• [Given task] Reproduce all the lines below exactly and omit the images.

• [Records for processing]
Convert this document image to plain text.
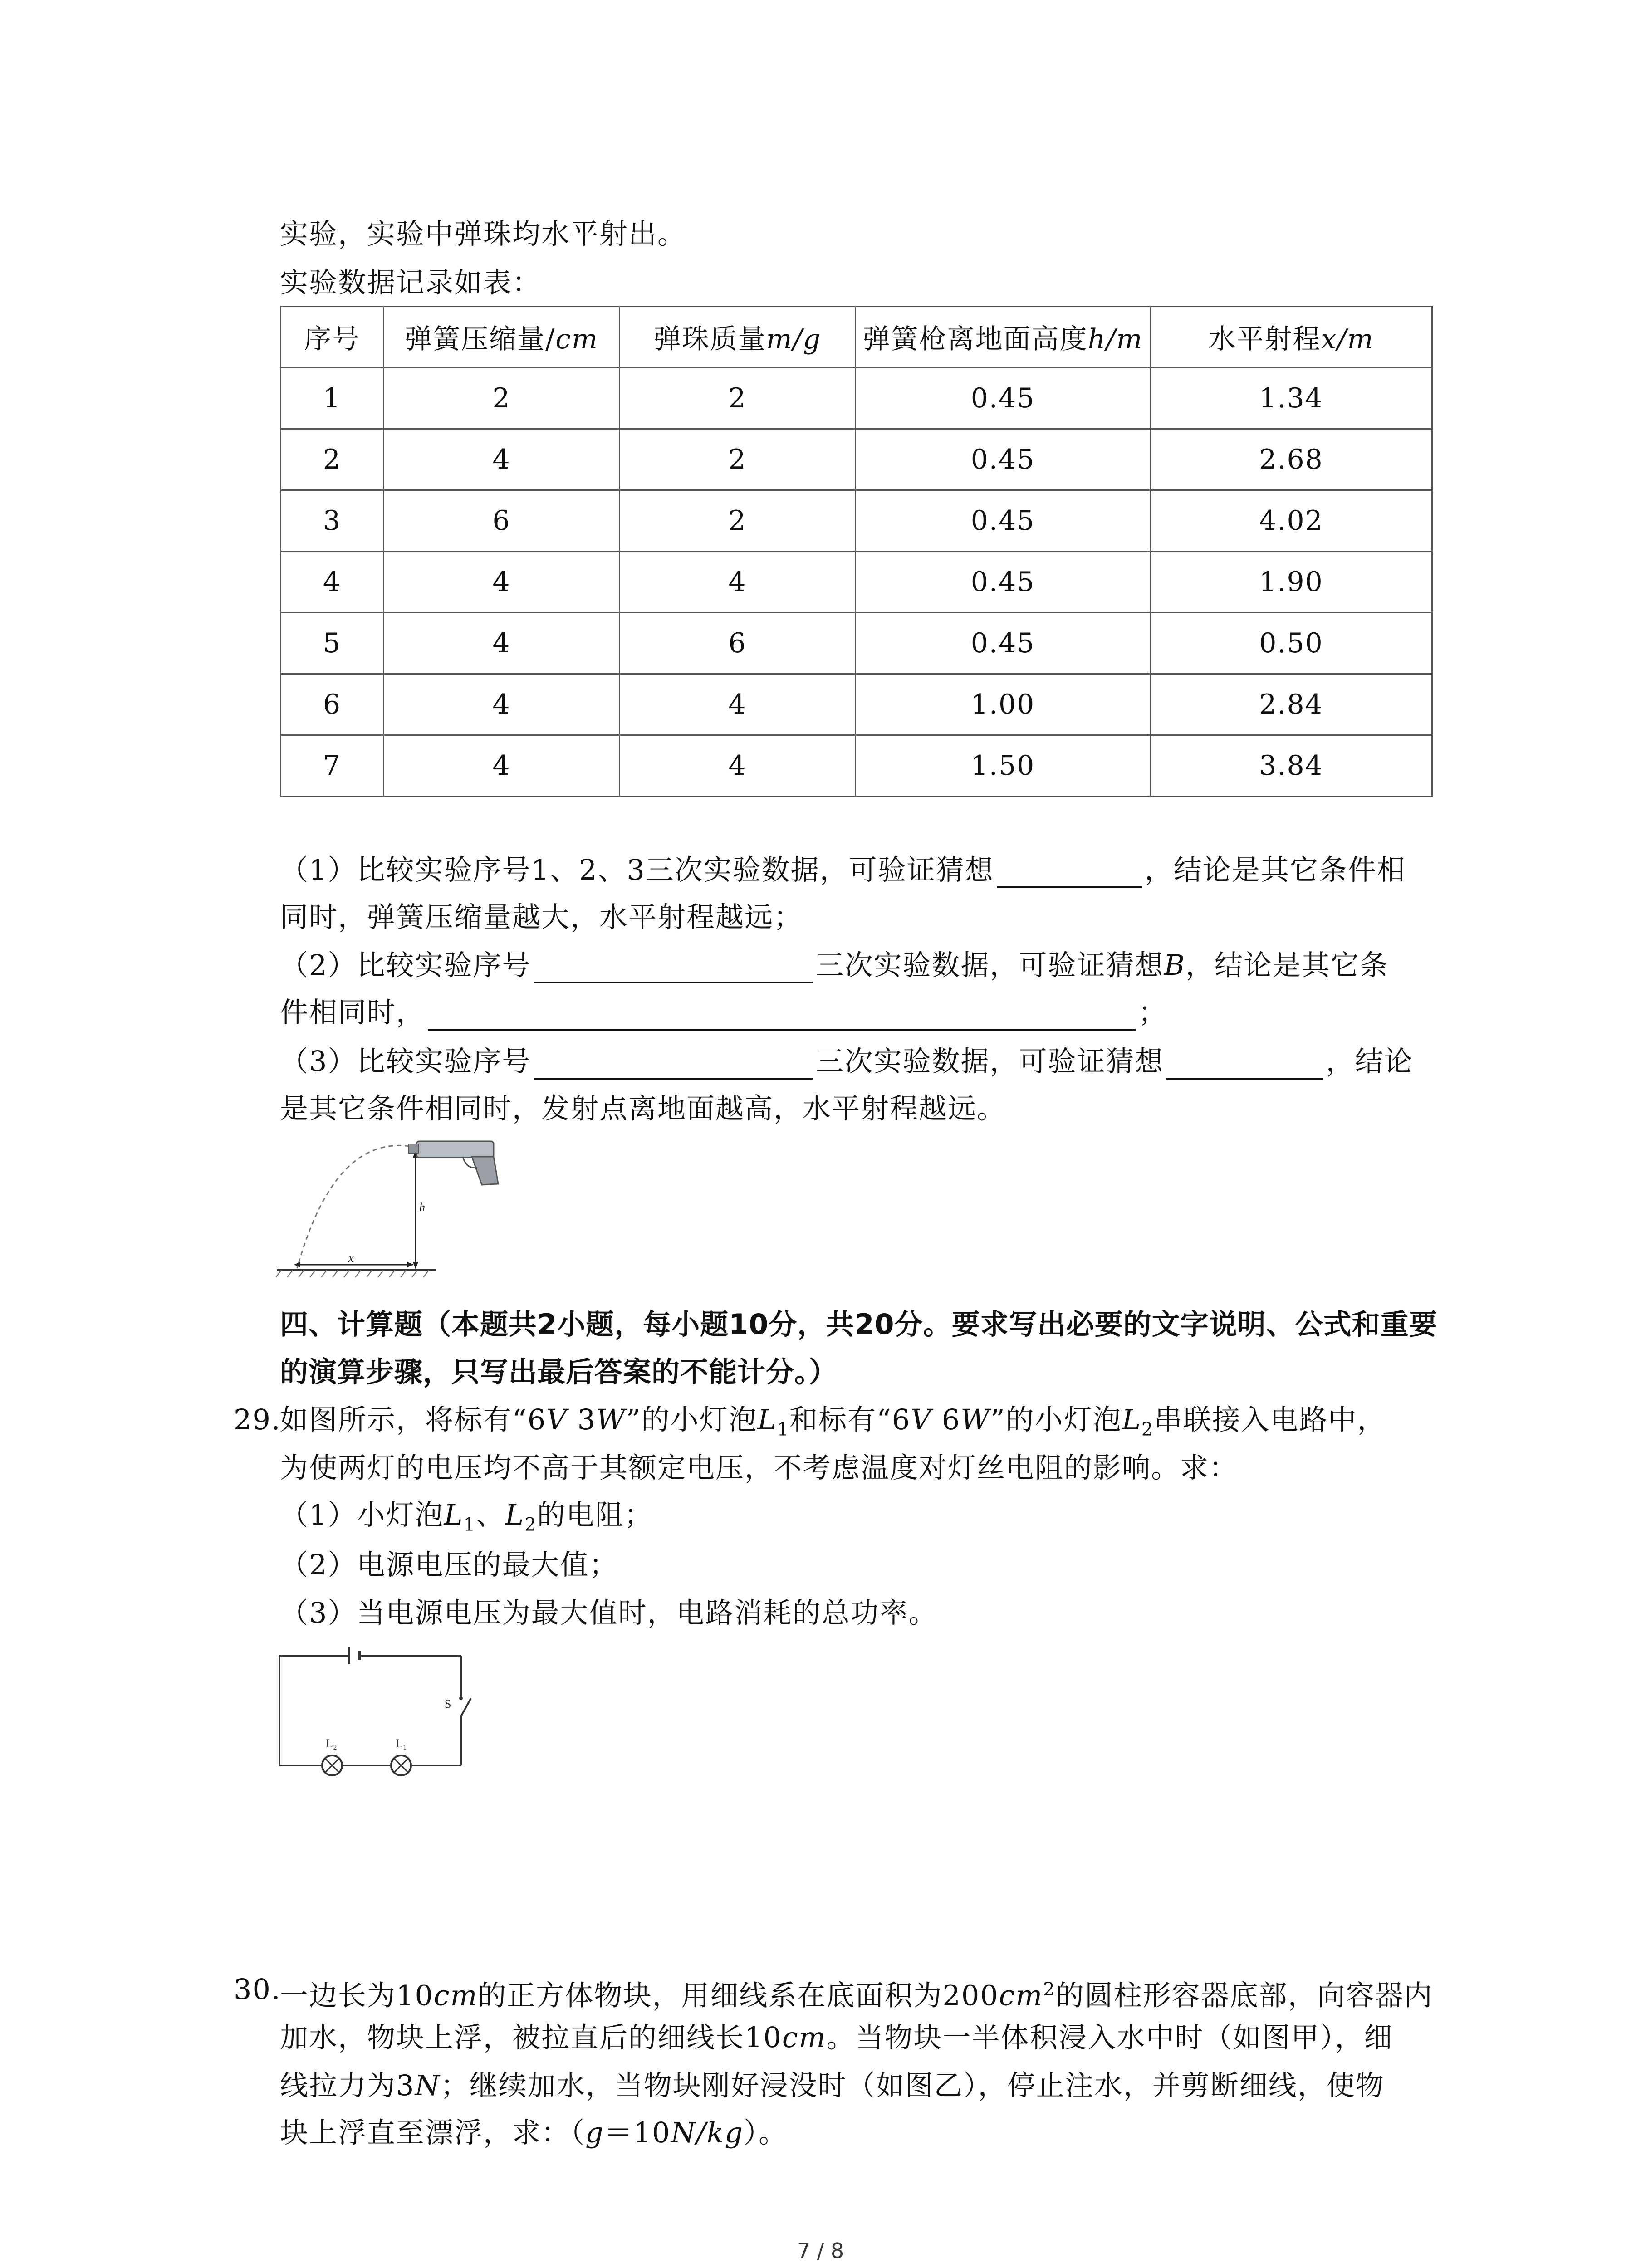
实验，实验中弹珠均水平射出。
实验数据记录如表：
序号	弹簧压缩量/cm	弹珠质量m/g	弹簧枪离地面高度h/m	水平射程x/m
1	2	2	0.45	1.34
2	4	2	0.45	2.68
3	6	2	0.45	4.02
4	4	4	0.45	1.90
5	4	6	0.45	0.50
6	4	4	1.00	2.84
7	4	4	1.50	3.84
（1）比较实验序号1、2、3三次实验数据，可验证猜想	，结论是其它条件相
同时，弹簧压缩量越大，水平射程越远；
（2）比较实验序号	三次实验数据，可验证猜想B，结论是其它条
件相同时，	；
（3）比较实验序号	三次实验数据，可验证猜想	，结论
是其它条件相同时，发射点离地面越高，水平射程越远。
h
x
四、计算题（本题共2小题，每小题10分，共20分。要求写出必要的文字说明、公式和重要
的演算步骤，只写出最后答案的不能计分。）
29.
如图所示，将标有“6V 3W”的小灯泡$L_1$和标有“6V 6W”的小灯泡$L_2$串联接入电路中，
为使两灯的电压均不高于其额定电压，不考虑温度对灯丝电阻的影响。求：
（1）小灯泡$L_1$、$L_2$的电阻；
（2）电源电压的最大值；
（3）当电源电压为最大值时，电路消耗的总功率。
S
L₂	L₁
30.
一边长为10cm的正方体物块，用细线系在底面积为$200cm^2$的圆柱形容器底部，向容器内
加水，物块上浮，被拉直后的细线长10cm。当物块一半体积浸入水中时（如图甲），细
线拉力为3N；继续加水，当物块刚好浸没时（如图乙），停止注水，并剪断细线，使物
块上浮直至漂浮，求：（g＝10N/kg）。
7 / 8
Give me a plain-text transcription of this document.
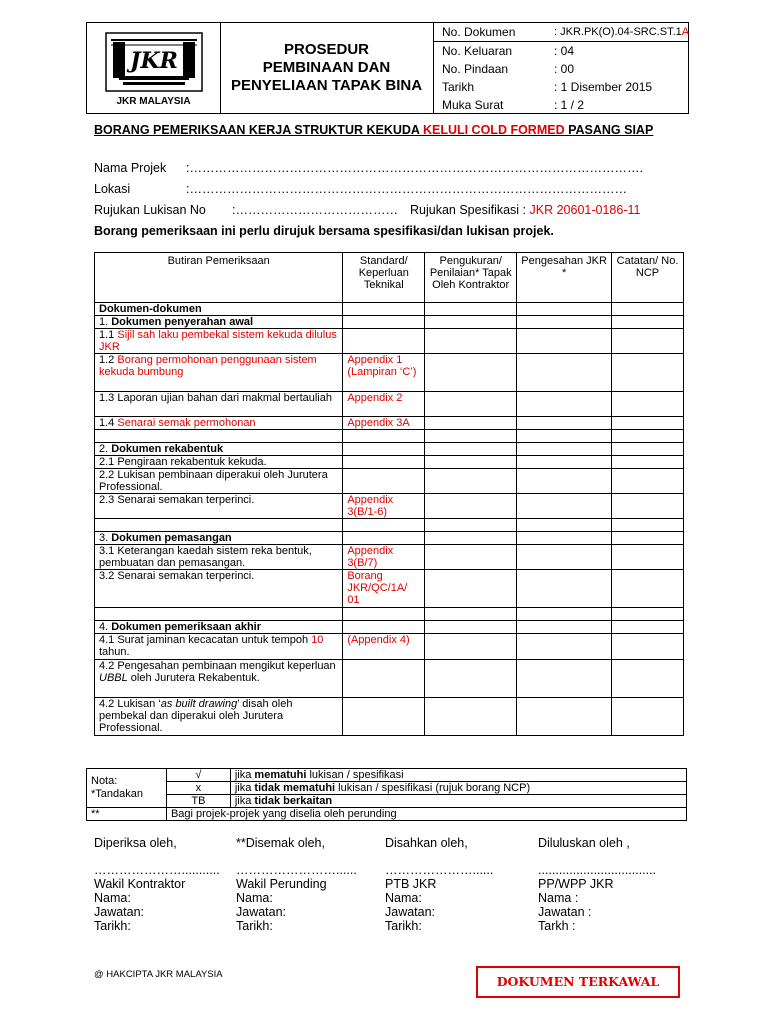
JKR
JKR MALAYSIA
PROSEDUR
PEMBINAAN DAN
PENYELIAAN TAPAK BINA
No. Dokumen	: JKR.PK(O).04-SRC.ST.1A
No. Keluaran	: 04
No. Pindaan	: 00
Tarikh	: 1 Disember 2015
Muka Surat	: 1 / 2
BORANG PEMERIKSAAN KERJA STRUKTUR KEKUDA KELULI COLD FORMED PASANG SIAP
Nama Projek :……………………………………………………………………………………………….
Lokasi	:……………………………………………………………………………………………
Rujukan Lukisan No :………………………………… Rujukan Spesifikasi : JKR 20601-0186-11
Borang pemeriksaan ini perlu dirujuk bersama spesifikasi/dan lukisan projek.
Butiran Pemeriksaan	Standard/ Keperluan Teknikal	Pengukuran/ Penilaian* Tapak Oleh Kontraktor	Pengesahan JKR *	Catatan/ No. NCP
Dokumen-dokumen				
1. Dokumen penyerahan awal				
1.1 Sijil sah laku pembekal sistem kekuda dilulus JKR				
1.2 Borang permohonan penggunaan sistem kekuda bumbung	Appendix 1 (Lampiran ‘C’)			
1.3 Laporan ujian bahan dari makmal bertauliah	Appendix 2			
1.4 Senarai semak permohonan	Appendix 3A			

2. Dokumen rekabentuk				
2.1 Pengiraan rekabentuk kekuda.				
2.2 Lukisan pembinaan diperakui oleh Jurutera Professional.				
2.3 Senarai semakan terperinci.	Appendix 3(B/1-6)			

3. Dokumen pemasangan				
3.1 Keterangan kaedah sistem reka bentuk, pembuatan dan pemasangan.	Appendix 3(B/7)			
3.2 Senarai semakan terperinci.	Borang JKR/QC/1A/ 01			

4. Dokumen pemeriksaan akhir				
4.1 Surat jaminan kecacatan untuk tempoh 10 tahun.	(Appendix 4)			
4.2 Pengesahan pembinaan mengikut keperluan UBBL oleh Jurutera Rekabentuk.				
4.2 Lukisan ‘as built drawing’ disah oleh pembekal dan diperakui oleh Jurutera Professional.				
Nota:
*Tandakan	√	jika mematuhi lukisan / spesifikasi
	x	jika tidak mematuhi lukisan / spesifikasi (rujuk borang NCP)
	TB	jika tidak berkaitan
**	Bagi projek-projek yang diselia oleh perunding	
Diperiksa oleh,
…………………...........
Wakil Kontraktor
Nama:
Jawatan:
Tarikh:
**Disemak oleh,
……………………......
Wakil Perunding
Nama:
Jawatan:
Tarikh:
Disahkan oleh,
…………………......
PTB JKR
Nama:
Jawatan:
Tarikh:
Diluluskan oleh ,
..................................
PP/WPP JKR
Nama :
Jawatan :
Tarkh :
@ HAKCIPTA JKR MALAYSIA	DOKUMEN TERKAWAL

• [Task output]
Convert this document image to plain text.
实验，实验中弹珠均水平射出。
实验数据记录如表：
序号	弹簧压缩量/cm	弹珠质量m/g	弹簧枪离地面高度h/m	水平射程x/m
1	2	2	0.45	1.34
2	4	2	0.45	2.68
3	6	2	0.45	4.02
4	4	4	0.45	1.90
5	4	6	0.45	0.50
6	4	4	1.00	2.84
7	4	4	1.50	3.84
（1）比较实验序号1、2、3三次实验数据，可验证猜想	，结论是其它条件相
同时，弹簧压缩量越大，水平射程越远；
（2）比较实验序号	三次实验数据，可验证猜想B，结论是其它条
件相同时，	；
（3）比较实验序号	三次实验数据，可验证猜想	，结论
是其它条件相同时，发射点离地面越高，水平射程越远。
h
x
四、计算题（本题共2小题，每小题10分，共20分。要求写出必要的文字说明、公式和重要
的演算步骤，只写出最后答案的不能计分。）
29.
如图所示，将标有“6V 3W”的小灯泡$L_1$和标有“6V 6W”的小灯泡$L_2$串联接入电路中，
为使两灯的电压均不高于其额定电压，不考虑温度对灯丝电阻的影响。求：
（1）小灯泡$L_1$、$L_2$的电阻；
（2）电源电压的最大值；
（3）当电源电压为最大值时，电路消耗的总功率。
S
L₂	L₁
30.
一边长为10cm的正方体物块，用细线系在底面积为$200cm^2$的圆柱形容器底部，向容器内
加水，物块上浮，被拉直后的细线长10cm。当物块一半体积浸入水中时（如图甲），细
线拉力为3N；继续加水，当物块刚好浸没时（如图乙），停止注水，并剪断细线，使物
块上浮直至漂浮，求：（g＝10N/kg）。
7 / 8
Give me a plain-text transcription of this document.
JKR
JKR MALAYSIA
PROSEDUR
PEMBINAAN DAN
PENYELIAAN TAPAK BINA
No. Dokumen	: JKR.PK(O).04-SRC.ST.1A
No. Keluaran	: 04
No. Pindaan	: 00
Tarikh	: 1 Disember 2015
Muka Surat	: 1 / 2
BORANG PEMERIKSAAN KERJA STRUKTUR KEKUDA KELULI COLD FORMED PASANG SIAP
Nama Projek :……………………………………………………………………………………………….
Lokasi	:……………………………………………………………………………………………
Rujukan Lukisan No :………………………………… Rujukan Spesifikasi : JKR 20601-0186-11
Borang pemeriksaan ini perlu dirujuk bersama spesifikasi/dan lukisan projek.
Butiran Pemeriksaan	Standard/ Keperluan Teknikal	Pengukuran/ Penilaian* Tapak Oleh Kontraktor	Pengesahan JKR *	Catatan/ No. NCP
Dokumen-dokumen				
1. Dokumen penyerahan awal				
1.1 Sijil sah laku pembekal sistem kekuda dilulus JKR				
1.2 Borang permohonan penggunaan sistem kekuda bumbung	Appendix 1 (Lampiran ‘C’)			
1.3 Laporan ujian bahan dari makmal bertauliah	Appendix 2			
1.4 Senarai semak permohonan	Appendix 3A			

2. Dokumen rekabentuk				
2.1 Pengiraan rekabentuk kekuda.				
2.2 Lukisan pembinaan diperakui oleh Jurutera Professional.				
2.3 Senarai semakan terperinci.	Appendix 3(B/1-6)			

3. Dokumen pemasangan				
3.1 Keterangan kaedah sistem reka bentuk, pembuatan dan pemasangan.	Appendix 3(B/7)			
3.2 Senarai semakan terperinci.	Borang JKR/QC/1A/ 01			

4. Dokumen pemeriksaan akhir				
4.1 Surat jaminan kecacatan untuk tempoh 10 tahun.	(Appendix 4)			
4.2 Pengesahan pembinaan mengikut keperluan UBBL oleh Jurutera Rekabentuk.				
4.2 Lukisan ‘as built drawing’ disah oleh pembekal dan diperakui oleh Jurutera Professional.				
Nota:
*Tandakan	√	jika mematuhi lukisan / spesifikasi
	x	jika tidak mematuhi lukisan / spesifikasi (rujuk borang NCP)
	TB	jika tidak berkaitan
**	Bagi projek-projek yang diselia oleh perunding	
Diperiksa oleh,
…………………...........
Wakil Kontraktor
Nama:
Jawatan:
Tarikh:
**Disemak oleh,
……………………......
Wakil Perunding
Nama:
Jawatan:
Tarikh:
Disahkan oleh,
…………………......
PTB JKR
Nama:
Jawatan:
Tarikh:
Diluluskan oleh ,
..................................
PP/WPP JKR
Nama :
Jawatan :
Tarkh :
@ HAKCIPTA JKR MALAYSIA	DOKUMEN TERKAWAL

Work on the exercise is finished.